Annotated region listings

● ● ●

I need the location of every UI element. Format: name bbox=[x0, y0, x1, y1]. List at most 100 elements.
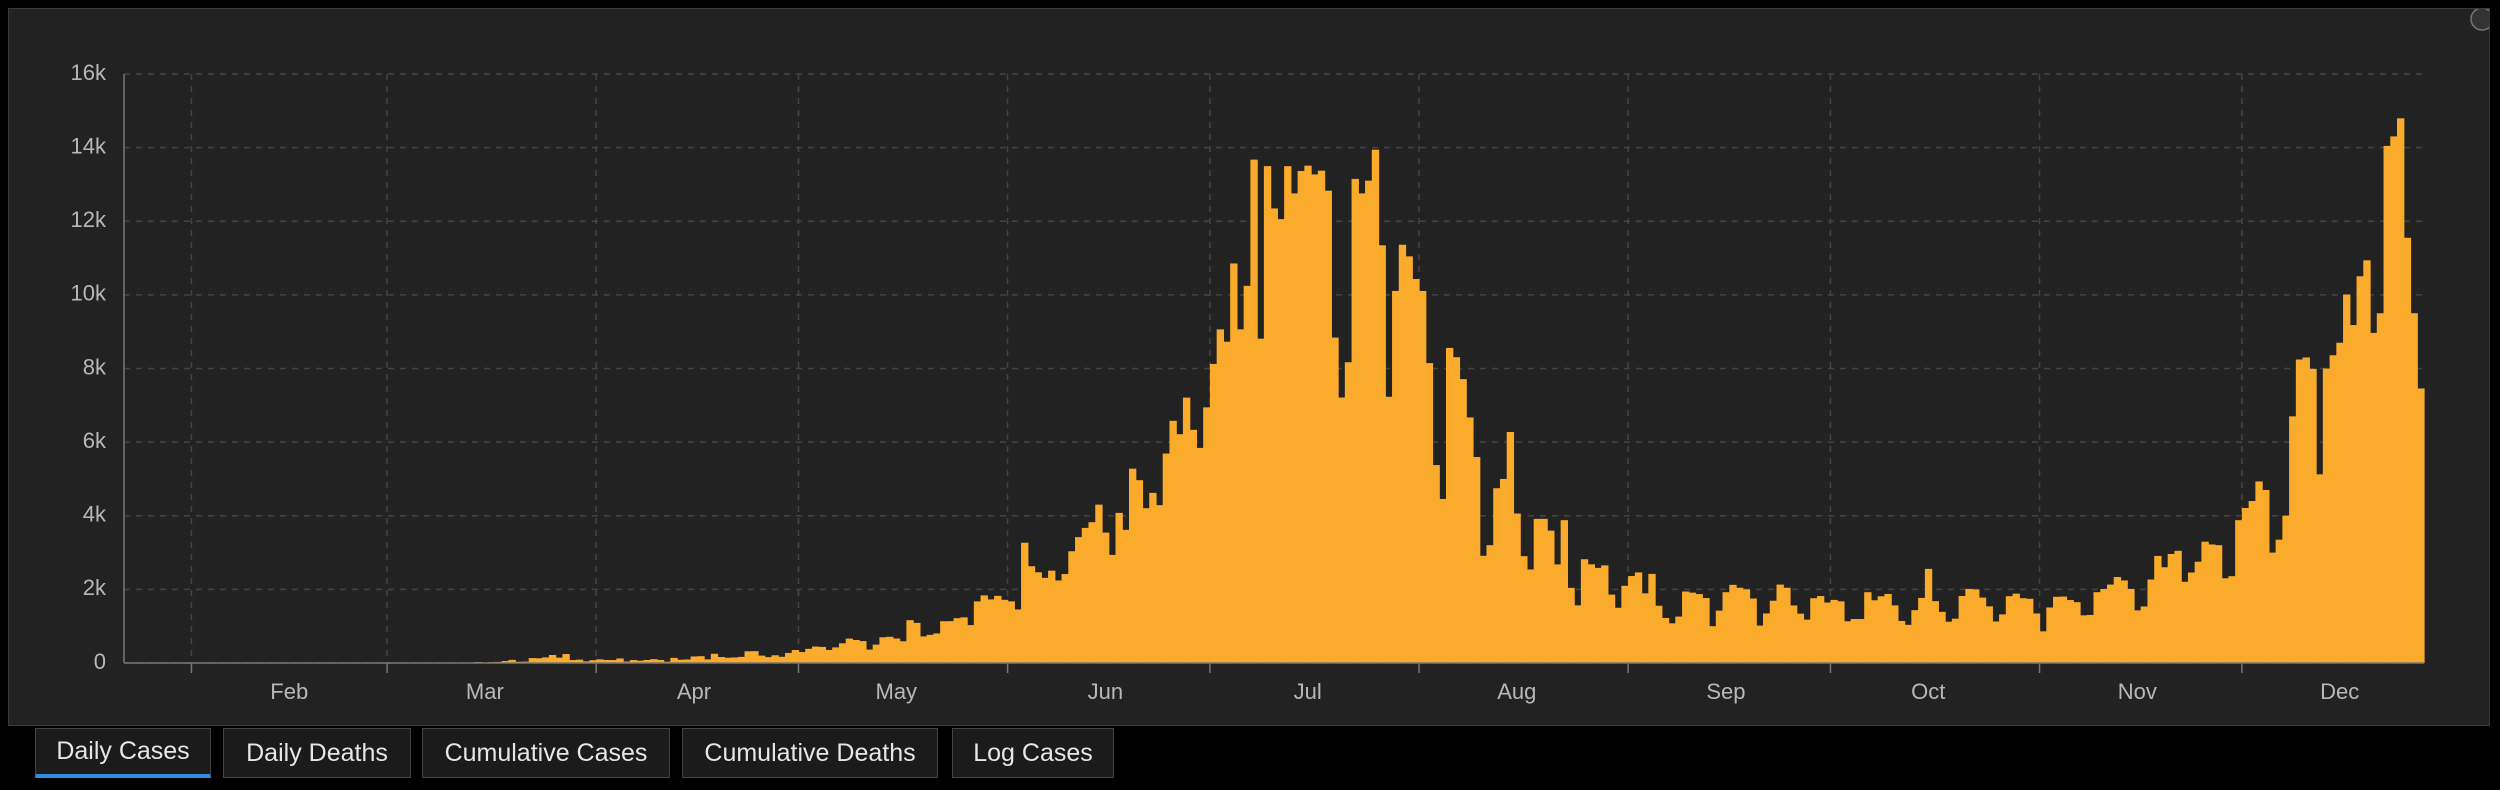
bar bbox=[1911, 610, 1919, 663]
bar bbox=[677, 659, 685, 663]
bar bbox=[596, 659, 604, 663]
collapse-icon[interactable] bbox=[2470, 7, 2494, 31]
bar bbox=[1203, 407, 1211, 663]
bar bbox=[629, 660, 638, 663]
bar bbox=[1877, 596, 1886, 663]
bar bbox=[1891, 605, 1899, 663]
bar bbox=[1526, 569, 1535, 663]
bar bbox=[717, 656, 725, 663]
bar bbox=[1230, 263, 1238, 663]
bar bbox=[1209, 363, 1218, 663]
bar bbox=[1506, 432, 1515, 663]
bar bbox=[1142, 508, 1150, 663]
bar bbox=[771, 655, 779, 663]
bar bbox=[1081, 527, 1090, 663]
bar bbox=[2329, 355, 2337, 663]
bar bbox=[1169, 420, 1177, 663]
bar bbox=[1870, 600, 1879, 663]
bar bbox=[650, 659, 658, 663]
bar bbox=[1284, 166, 1292, 663]
bar bbox=[1405, 256, 1413, 663]
bar bbox=[1601, 565, 1609, 663]
bar bbox=[2248, 501, 2256, 663]
tab[interactable]: Daily Cases bbox=[35, 728, 211, 778]
bar bbox=[690, 656, 698, 663]
bar bbox=[1843, 621, 1852, 663]
bar bbox=[744, 651, 752, 663]
bar bbox=[2133, 610, 2142, 663]
bar bbox=[1439, 498, 1447, 663]
bar bbox=[2100, 589, 2108, 663]
bar bbox=[1992, 621, 2000, 663]
bar bbox=[1223, 341, 1231, 663]
chart-panel: 0 2k 4k 6k 8k 10k 12k 14k 16k Feb Mar Apr May Jun Jul A… bbox=[8, 7, 2494, 726]
bar bbox=[2005, 596, 2014, 663]
bar bbox=[1641, 593, 1649, 663]
bar bbox=[2127, 588, 2135, 663]
x-tick-label: Apr bbox=[677, 679, 711, 704]
bar bbox=[1048, 570, 1056, 663]
bar bbox=[1290, 193, 1299, 663]
bar bbox=[1324, 190, 1332, 663]
bar bbox=[1445, 347, 1454, 663]
bar bbox=[1257, 338, 1265, 663]
bar bbox=[1236, 329, 1245, 663]
bar bbox=[1216, 329, 1225, 663]
bar bbox=[2370, 332, 2378, 663]
bar bbox=[1176, 434, 1184, 663]
bar bbox=[1668, 623, 1676, 663]
bar bbox=[1378, 245, 1386, 663]
bar bbox=[2336, 342, 2344, 663]
bar bbox=[1304, 165, 1312, 663]
bar bbox=[1972, 589, 1980, 663]
bar bbox=[1709, 626, 1717, 663]
bar bbox=[1075, 537, 1083, 663]
bar bbox=[1459, 379, 1467, 663]
bar bbox=[872, 644, 881, 663]
bar bbox=[892, 638, 901, 663]
bar bbox=[805, 648, 813, 663]
tab[interactable]: Cumulative Cases bbox=[422, 728, 670, 778]
bar bbox=[2322, 368, 2331, 663]
y-tick-label: 12k bbox=[71, 207, 107, 232]
bar bbox=[926, 634, 934, 663]
bar bbox=[1472, 457, 1481, 663]
tab[interactable]: Log Cases bbox=[952, 728, 1114, 778]
bar bbox=[1655, 605, 1663, 663]
bar bbox=[2059, 596, 2068, 663]
y-tick-label: 6k bbox=[83, 428, 107, 453]
x-tick-label: Sep bbox=[1706, 679, 1745, 704]
bar bbox=[1749, 598, 1757, 663]
bar bbox=[1149, 492, 1157, 663]
bar bbox=[1398, 244, 1407, 663]
x-tick-label: Jun bbox=[1088, 679, 1123, 704]
bar bbox=[589, 660, 597, 663]
bar bbox=[1520, 556, 1528, 663]
tab[interactable]: Cumulative Deaths bbox=[682, 728, 938, 778]
bar bbox=[1628, 576, 1636, 663]
bar bbox=[1493, 488, 1501, 663]
bar bbox=[575, 659, 584, 663]
bar bbox=[1135, 480, 1144, 663]
bar bbox=[656, 659, 665, 663]
bar bbox=[1951, 618, 1960, 663]
bar bbox=[2201, 541, 2209, 663]
bar bbox=[1763, 613, 1771, 663]
bar bbox=[1587, 564, 1595, 663]
bar bbox=[811, 646, 820, 663]
bar bbox=[2397, 118, 2405, 663]
bar bbox=[1553, 564, 1562, 663]
tab[interactable]: Daily Deaths bbox=[223, 728, 411, 778]
bar bbox=[1068, 551, 1076, 663]
bar bbox=[2032, 613, 2041, 663]
bar bbox=[2282, 515, 2290, 663]
bar bbox=[2174, 550, 2182, 663]
bar bbox=[1594, 567, 1602, 663]
bar bbox=[913, 622, 921, 663]
bar bbox=[1769, 600, 1778, 663]
bar bbox=[933, 633, 941, 663]
bar bbox=[2235, 520, 2243, 663]
bar bbox=[555, 657, 564, 663]
bar bbox=[2383, 145, 2391, 663]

● ● ●

WHAT IS BEING ASKED: Reproduce every line above word for word, omitting the pictures.

RESULT OF THIS EXERCISE:
I need the location of every UI element. Format: name bbox=[x0, y0, x1, y1]. List at most 100 elements.
bar bbox=[1911, 610, 1919, 663]
bar bbox=[677, 659, 685, 663]
bar bbox=[596, 659, 604, 663]
collapse-icon[interactable] bbox=[2470, 7, 2494, 31]
bar bbox=[1203, 407, 1211, 663]
bar bbox=[629, 660, 638, 663]
bar bbox=[1877, 596, 1886, 663]
bar bbox=[1891, 605, 1899, 663]
bar bbox=[1526, 569, 1535, 663]
bar bbox=[717, 656, 725, 663]
bar bbox=[1230, 263, 1238, 663]
bar bbox=[1209, 363, 1218, 663]
bar bbox=[1506, 432, 1515, 663]
bar bbox=[1142, 508, 1150, 663]
bar bbox=[771, 655, 779, 663]
bar bbox=[1081, 527, 1090, 663]
bar bbox=[2329, 355, 2337, 663]
bar bbox=[1169, 420, 1177, 663]
bar bbox=[1870, 600, 1879, 663]
bar bbox=[650, 659, 658, 663]
bar bbox=[1284, 166, 1292, 663]
bar bbox=[1405, 256, 1413, 663]
bar bbox=[1601, 565, 1609, 663]
bar bbox=[2248, 501, 2256, 663]
tab[interactable]: Daily Cases bbox=[35, 728, 211, 778]
bar bbox=[690, 656, 698, 663]
bar bbox=[1843, 621, 1852, 663]
bar bbox=[744, 651, 752, 663]
bar bbox=[2133, 610, 2142, 663]
bar bbox=[1439, 498, 1447, 663]
bar bbox=[2100, 589, 2108, 663]
bar bbox=[1992, 621, 2000, 663]
bar bbox=[1223, 341, 1231, 663]
chart-panel: 0 2k 4k 6k 8k 10k 12k 14k 16k Feb Mar Apr May Jun Jul A… bbox=[8, 7, 2494, 726]
bar bbox=[2005, 596, 2014, 663]
bar bbox=[1641, 593, 1649, 663]
bar bbox=[2127, 588, 2135, 663]
x-tick-label: Apr bbox=[677, 679, 711, 704]
bar bbox=[1048, 570, 1056, 663]
bar bbox=[1290, 193, 1299, 663]
bar bbox=[1324, 190, 1332, 663]
bar bbox=[1445, 347, 1454, 663]
bar bbox=[1257, 338, 1265, 663]
bar bbox=[1236, 329, 1245, 663]
bar bbox=[1216, 329, 1225, 663]
bar bbox=[2370, 332, 2378, 663]
bar bbox=[1176, 434, 1184, 663]
bar bbox=[1668, 623, 1676, 663]
bar bbox=[1378, 245, 1386, 663]
bar bbox=[2336, 342, 2344, 663]
bar bbox=[1304, 165, 1312, 663]
bar bbox=[1972, 589, 1980, 663]
bar bbox=[1709, 626, 1717, 663]
bar bbox=[1075, 537, 1083, 663]
bar bbox=[1459, 379, 1467, 663]
bar bbox=[872, 644, 881, 663]
bar bbox=[892, 638, 901, 663]
bar bbox=[805, 648, 813, 663]
tab[interactable]: Cumulative Cases bbox=[422, 728, 670, 778]
bar bbox=[2322, 368, 2331, 663]
y-tick-label: 12k bbox=[71, 207, 107, 232]
bar bbox=[926, 634, 934, 663]
bar bbox=[1472, 457, 1481, 663]
tab[interactable]: Log Cases bbox=[952, 728, 1114, 778]
bar bbox=[1655, 605, 1663, 663]
bar bbox=[2059, 596, 2068, 663]
y-tick-label: 6k bbox=[83, 428, 107, 453]
x-tick-label: Sep bbox=[1706, 679, 1745, 704]
bar bbox=[1749, 598, 1757, 663]
bar bbox=[1149, 492, 1157, 663]
bar bbox=[1398, 244, 1407, 663]
x-tick-label: Jun bbox=[1088, 679, 1123, 704]
bar bbox=[589, 660, 597, 663]
bar bbox=[1520, 556, 1528, 663]
tab[interactable]: Cumulative Deaths bbox=[682, 728, 938, 778]
bar bbox=[1628, 576, 1636, 663]
bar bbox=[1493, 488, 1501, 663]
bar bbox=[575, 659, 584, 663]
bar bbox=[1135, 480, 1144, 663]
bar bbox=[656, 659, 665, 663]
bar bbox=[1951, 618, 1960, 663]
bar bbox=[2201, 541, 2209, 663]
bar bbox=[1763, 613, 1771, 663]
bar bbox=[1587, 564, 1595, 663]
bar bbox=[811, 646, 820, 663]
bar bbox=[2397, 118, 2405, 663]
bar bbox=[1553, 564, 1562, 663]
tab[interactable]: Daily Deaths bbox=[223, 728, 411, 778]
bar bbox=[1068, 551, 1076, 663]
bar bbox=[2032, 613, 2041, 663]
bar bbox=[2282, 515, 2290, 663]
bar bbox=[2174, 550, 2182, 663]
bar bbox=[1594, 567, 1602, 663]
bar bbox=[913, 622, 921, 663]
bar bbox=[1769, 600, 1778, 663]
bar bbox=[933, 633, 941, 663]
bar bbox=[2235, 520, 2243, 663]
bar bbox=[555, 657, 564, 663]
bar bbox=[2383, 145, 2391, 663]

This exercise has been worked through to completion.